##### INPUT RECORDS
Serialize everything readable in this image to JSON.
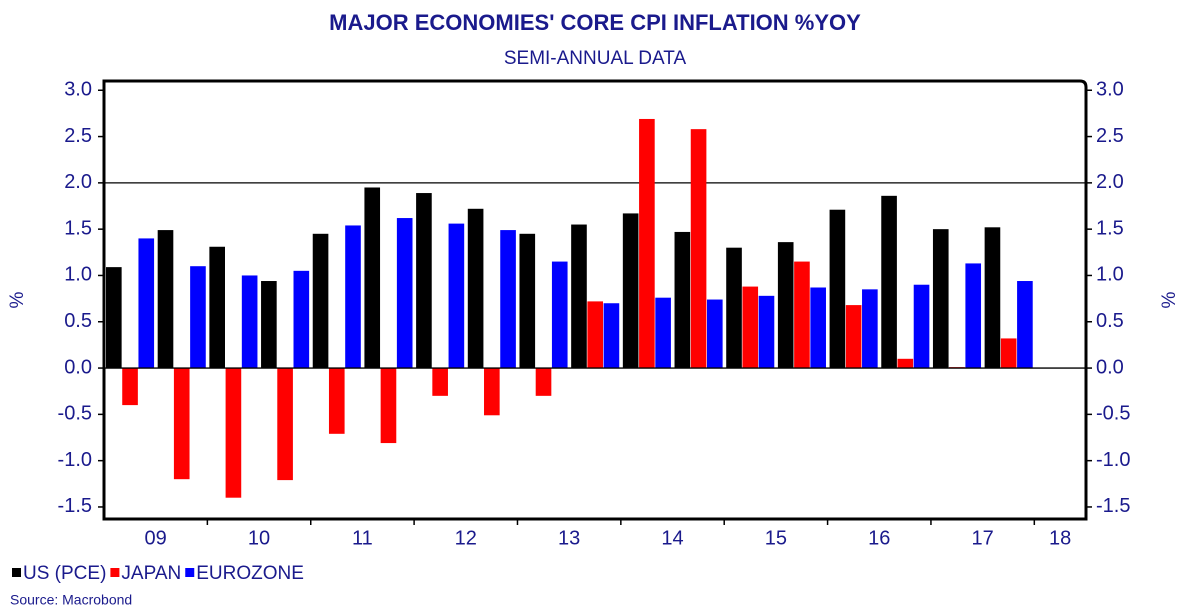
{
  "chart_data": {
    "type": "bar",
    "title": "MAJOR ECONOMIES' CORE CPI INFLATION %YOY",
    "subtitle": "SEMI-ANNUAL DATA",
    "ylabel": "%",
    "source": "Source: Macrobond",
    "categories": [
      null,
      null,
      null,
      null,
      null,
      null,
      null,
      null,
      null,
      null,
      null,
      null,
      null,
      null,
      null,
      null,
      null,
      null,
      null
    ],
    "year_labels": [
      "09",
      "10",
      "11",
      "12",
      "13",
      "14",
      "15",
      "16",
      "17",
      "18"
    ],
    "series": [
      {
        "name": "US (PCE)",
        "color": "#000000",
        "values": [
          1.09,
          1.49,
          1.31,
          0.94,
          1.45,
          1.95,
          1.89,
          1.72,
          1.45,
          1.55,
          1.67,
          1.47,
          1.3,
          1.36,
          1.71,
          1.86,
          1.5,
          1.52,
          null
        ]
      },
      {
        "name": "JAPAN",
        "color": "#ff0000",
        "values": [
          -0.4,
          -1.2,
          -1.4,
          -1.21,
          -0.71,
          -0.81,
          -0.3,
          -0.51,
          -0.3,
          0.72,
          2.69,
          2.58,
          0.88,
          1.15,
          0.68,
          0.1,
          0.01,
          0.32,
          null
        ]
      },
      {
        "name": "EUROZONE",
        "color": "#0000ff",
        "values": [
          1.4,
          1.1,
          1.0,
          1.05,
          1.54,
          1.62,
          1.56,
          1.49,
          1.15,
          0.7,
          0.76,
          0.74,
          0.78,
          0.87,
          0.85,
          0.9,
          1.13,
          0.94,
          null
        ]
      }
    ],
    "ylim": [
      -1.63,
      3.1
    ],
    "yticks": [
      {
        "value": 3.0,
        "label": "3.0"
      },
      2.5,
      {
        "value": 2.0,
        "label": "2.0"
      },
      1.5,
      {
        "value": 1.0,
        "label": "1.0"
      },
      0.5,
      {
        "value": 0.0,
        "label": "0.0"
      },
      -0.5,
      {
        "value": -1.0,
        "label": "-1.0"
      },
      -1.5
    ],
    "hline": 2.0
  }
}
##########
##### INPUT RECORDS
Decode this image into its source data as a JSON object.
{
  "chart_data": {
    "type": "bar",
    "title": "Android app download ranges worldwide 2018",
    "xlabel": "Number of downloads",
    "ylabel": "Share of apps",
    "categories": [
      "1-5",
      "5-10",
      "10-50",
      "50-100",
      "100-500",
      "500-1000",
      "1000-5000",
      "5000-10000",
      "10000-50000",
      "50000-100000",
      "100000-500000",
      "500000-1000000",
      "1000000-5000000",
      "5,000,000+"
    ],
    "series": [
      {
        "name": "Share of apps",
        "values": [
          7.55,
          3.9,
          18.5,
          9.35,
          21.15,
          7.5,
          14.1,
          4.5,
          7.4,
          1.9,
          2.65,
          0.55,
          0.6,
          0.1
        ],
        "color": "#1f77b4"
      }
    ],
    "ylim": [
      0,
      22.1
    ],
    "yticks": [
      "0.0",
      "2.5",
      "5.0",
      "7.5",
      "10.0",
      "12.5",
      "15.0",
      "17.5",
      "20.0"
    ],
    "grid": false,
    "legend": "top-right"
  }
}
##########
##### INPUT RECORDS
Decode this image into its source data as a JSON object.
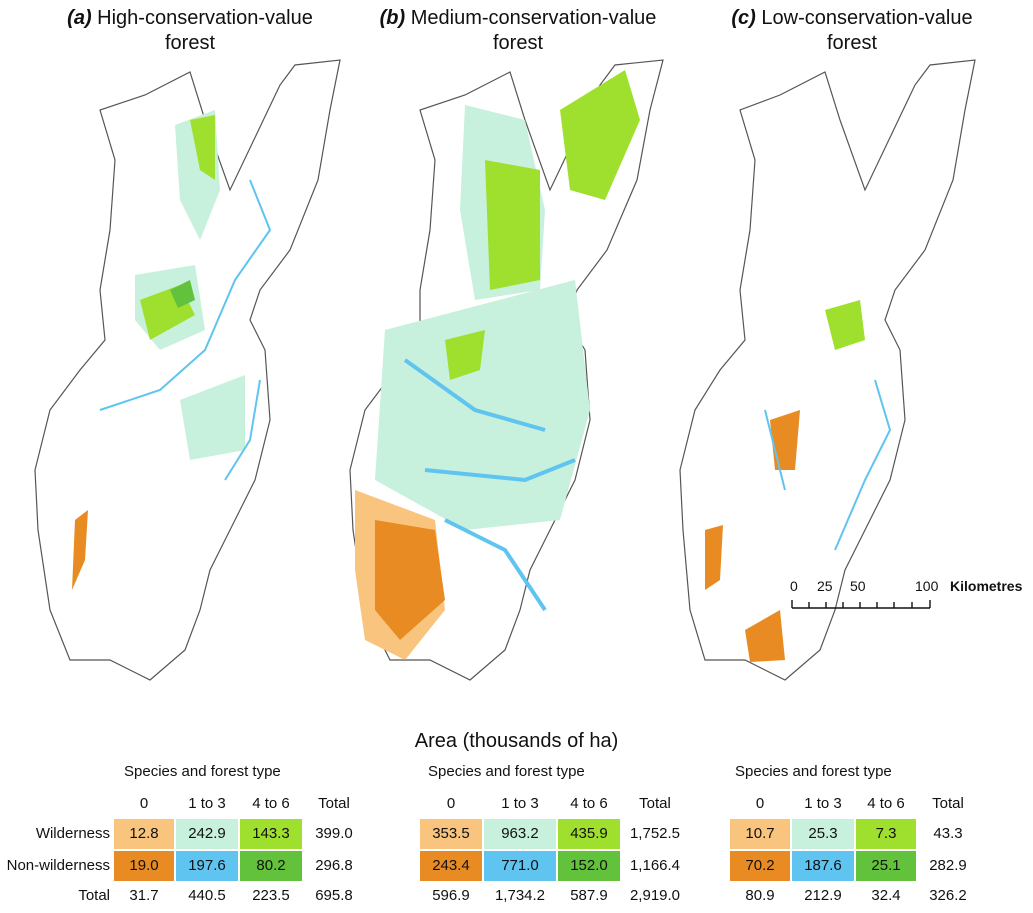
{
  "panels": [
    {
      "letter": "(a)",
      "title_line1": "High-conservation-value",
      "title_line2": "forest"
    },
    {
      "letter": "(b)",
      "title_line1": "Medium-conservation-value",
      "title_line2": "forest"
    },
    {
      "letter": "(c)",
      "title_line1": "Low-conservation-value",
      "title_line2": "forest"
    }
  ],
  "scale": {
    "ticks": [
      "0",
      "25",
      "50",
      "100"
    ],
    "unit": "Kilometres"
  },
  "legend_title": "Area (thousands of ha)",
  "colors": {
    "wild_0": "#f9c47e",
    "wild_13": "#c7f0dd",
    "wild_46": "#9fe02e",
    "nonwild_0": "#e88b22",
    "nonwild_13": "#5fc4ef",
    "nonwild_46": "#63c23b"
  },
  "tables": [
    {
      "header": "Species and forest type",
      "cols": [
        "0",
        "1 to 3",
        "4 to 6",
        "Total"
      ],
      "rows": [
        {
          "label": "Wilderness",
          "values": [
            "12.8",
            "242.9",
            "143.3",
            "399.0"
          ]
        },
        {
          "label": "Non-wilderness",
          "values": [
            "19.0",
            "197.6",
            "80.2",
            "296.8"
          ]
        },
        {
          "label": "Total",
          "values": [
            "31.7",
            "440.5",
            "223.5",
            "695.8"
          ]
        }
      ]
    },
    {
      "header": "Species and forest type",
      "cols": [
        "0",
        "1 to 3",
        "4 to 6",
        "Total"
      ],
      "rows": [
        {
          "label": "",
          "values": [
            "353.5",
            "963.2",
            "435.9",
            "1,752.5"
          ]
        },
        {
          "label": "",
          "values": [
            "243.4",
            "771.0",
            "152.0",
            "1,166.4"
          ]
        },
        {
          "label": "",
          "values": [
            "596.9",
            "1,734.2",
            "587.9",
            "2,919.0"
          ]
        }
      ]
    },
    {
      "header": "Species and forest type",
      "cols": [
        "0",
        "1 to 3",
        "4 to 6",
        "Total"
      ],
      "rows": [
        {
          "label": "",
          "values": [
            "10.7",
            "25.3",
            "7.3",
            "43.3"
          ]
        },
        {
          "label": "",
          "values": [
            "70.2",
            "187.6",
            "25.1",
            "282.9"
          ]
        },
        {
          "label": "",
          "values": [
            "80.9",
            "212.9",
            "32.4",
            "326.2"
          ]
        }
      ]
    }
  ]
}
##########
Take every line from the data that contains the word "conservation".

◆ CORRECT RESPONSE
      "title_line1": "High-conservation-value",
      "title_line1": "Medium-conservation-value",
      "title_line1": "Low-conservation-value",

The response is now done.